━━━━━ Stored data ━━━━━
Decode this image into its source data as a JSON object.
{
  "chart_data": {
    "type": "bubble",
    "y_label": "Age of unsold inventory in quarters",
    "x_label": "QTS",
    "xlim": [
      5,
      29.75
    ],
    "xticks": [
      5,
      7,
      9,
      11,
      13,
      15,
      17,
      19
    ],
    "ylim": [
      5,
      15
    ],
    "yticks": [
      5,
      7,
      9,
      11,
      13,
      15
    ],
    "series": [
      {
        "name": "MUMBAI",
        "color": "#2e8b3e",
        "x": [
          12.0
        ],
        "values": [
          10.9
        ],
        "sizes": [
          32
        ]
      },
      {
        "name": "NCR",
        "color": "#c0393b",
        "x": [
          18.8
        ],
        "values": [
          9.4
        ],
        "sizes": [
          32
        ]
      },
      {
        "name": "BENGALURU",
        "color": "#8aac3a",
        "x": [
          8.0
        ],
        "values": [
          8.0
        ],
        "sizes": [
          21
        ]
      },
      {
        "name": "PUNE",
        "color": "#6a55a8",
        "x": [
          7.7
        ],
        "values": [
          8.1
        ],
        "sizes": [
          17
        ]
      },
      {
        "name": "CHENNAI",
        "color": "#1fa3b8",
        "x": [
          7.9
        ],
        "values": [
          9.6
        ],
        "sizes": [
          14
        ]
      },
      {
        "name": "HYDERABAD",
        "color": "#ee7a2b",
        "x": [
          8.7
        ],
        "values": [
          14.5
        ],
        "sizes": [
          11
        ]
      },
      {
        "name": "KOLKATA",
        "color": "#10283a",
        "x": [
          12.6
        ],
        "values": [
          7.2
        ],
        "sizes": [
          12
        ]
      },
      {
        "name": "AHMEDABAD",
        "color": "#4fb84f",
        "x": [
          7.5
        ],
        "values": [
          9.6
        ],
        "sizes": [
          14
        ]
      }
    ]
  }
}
━━━━━
• **Written task**
Pick out, from the lines above, every one that contains the string "color".

• **Exercise output**
        "color": "#2e8b3e",
        "color": "#c0393b",
        "color": "#8aac3a",
        "color": "#6a55a8",
        "color": "#1fa3b8",
        "color": "#ee7a2b",
        "color": "#10283a",
        "color": "#4fb84f",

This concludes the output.